# START OF Data provided

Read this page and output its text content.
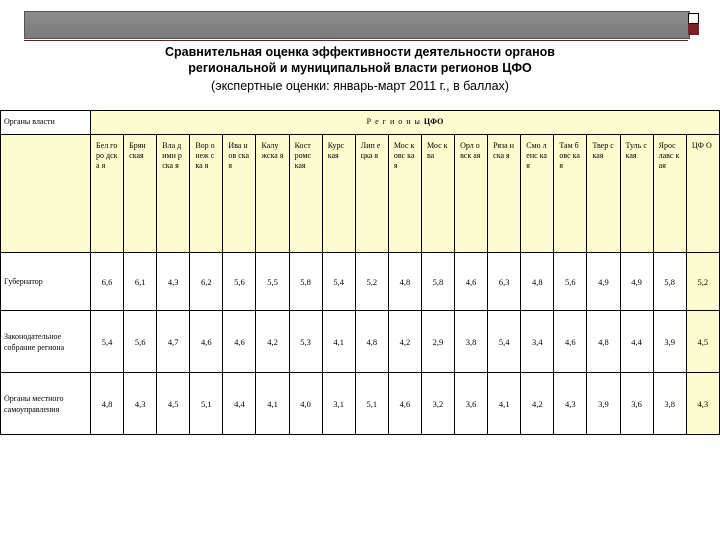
Сравнительная оценка эффективности деятельности органов
региональной и муниципальной власти регионов ЦФО
(экспертные оценки: январь-март 2011 г., в баллах)
Органы власти	Р е г и о н ы ЦФО																		
	Бел горо дска я	Брян ская	Вла дими рска я	Вор онеж ска я	Ива нов ская	Калу жска я	Кост ромс кая	Курс кая	Лип ецка я	Мос ковс кая	Мос ква	Орл овск ая	Ряза нска я	Смо ленс кая	Там бовс кая	Твер ская	Туль ская	Ярос лавс кая	ЦФ О
Губернатор	6,6	6,1	4,3	6,2	5,6	5,5	5,8	5,4	5,2	4,8	5,8	4,6	6,3	4,8	5,6	4,9	4,9	5,8	5,2
Законодательное собрание региона	5,4	5,6	4,7	4,6	4,6	4,2	5,3	4,1	4,8	4,2	2,9	3,8	5,4	3,4	4,6	4,8	4,4	3,9	4,5
Органы местного самоуправления	4,8	4,3	4,5	5,1	4,4	4,1	4,0	3,1	5,1	4,6	3,2	3,6	4,1	4,2	4,3	3,9	3,6	3,8	4,3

# END OF Data provided

§ **Stated problem**: Except for the pictures, reproduce every line exactly.

§ **Finished answer**:
Read this page and output its text content.
Сравнительная оценка эффективности деятельности органов
региональной и муниципальной власти регионов ЦФО
(экспертные оценки: январь-март 2011 г., в баллах)
Органы власти	Р е г и о н ы ЦФО																		
	Бел горо дска я	Брян ская	Вла дими рска я	Вор онеж ска я	Ива нов ская	Калу жска я	Кост ромс кая	Курс кая	Лип ецка я	Мос ковс кая	Мос ква	Орл овск ая	Ряза нска я	Смо ленс кая	Там бовс кая	Твер ская	Туль ская	Ярос лавс кая	ЦФ О
Губернатор	6,6	6,1	4,3	6,2	5,6	5,5	5,8	5,4	5,2	4,8	5,8	4,6	6,3	4,8	5,6	4,9	4,9	5,8	5,2
Законодательное собрание региона	5,4	5,6	4,7	4,6	4,6	4,2	5,3	4,1	4,8	4,2	2,9	3,8	5,4	3,4	4,6	4,8	4,4	3,9	4,5
Органы местного самоуправления	4,8	4,3	4,5	5,1	4,4	4,1	4,0	3,1	5,1	4,6	3,2	3,6	4,1	4,2	4,3	3,9	3,6	3,8	4,3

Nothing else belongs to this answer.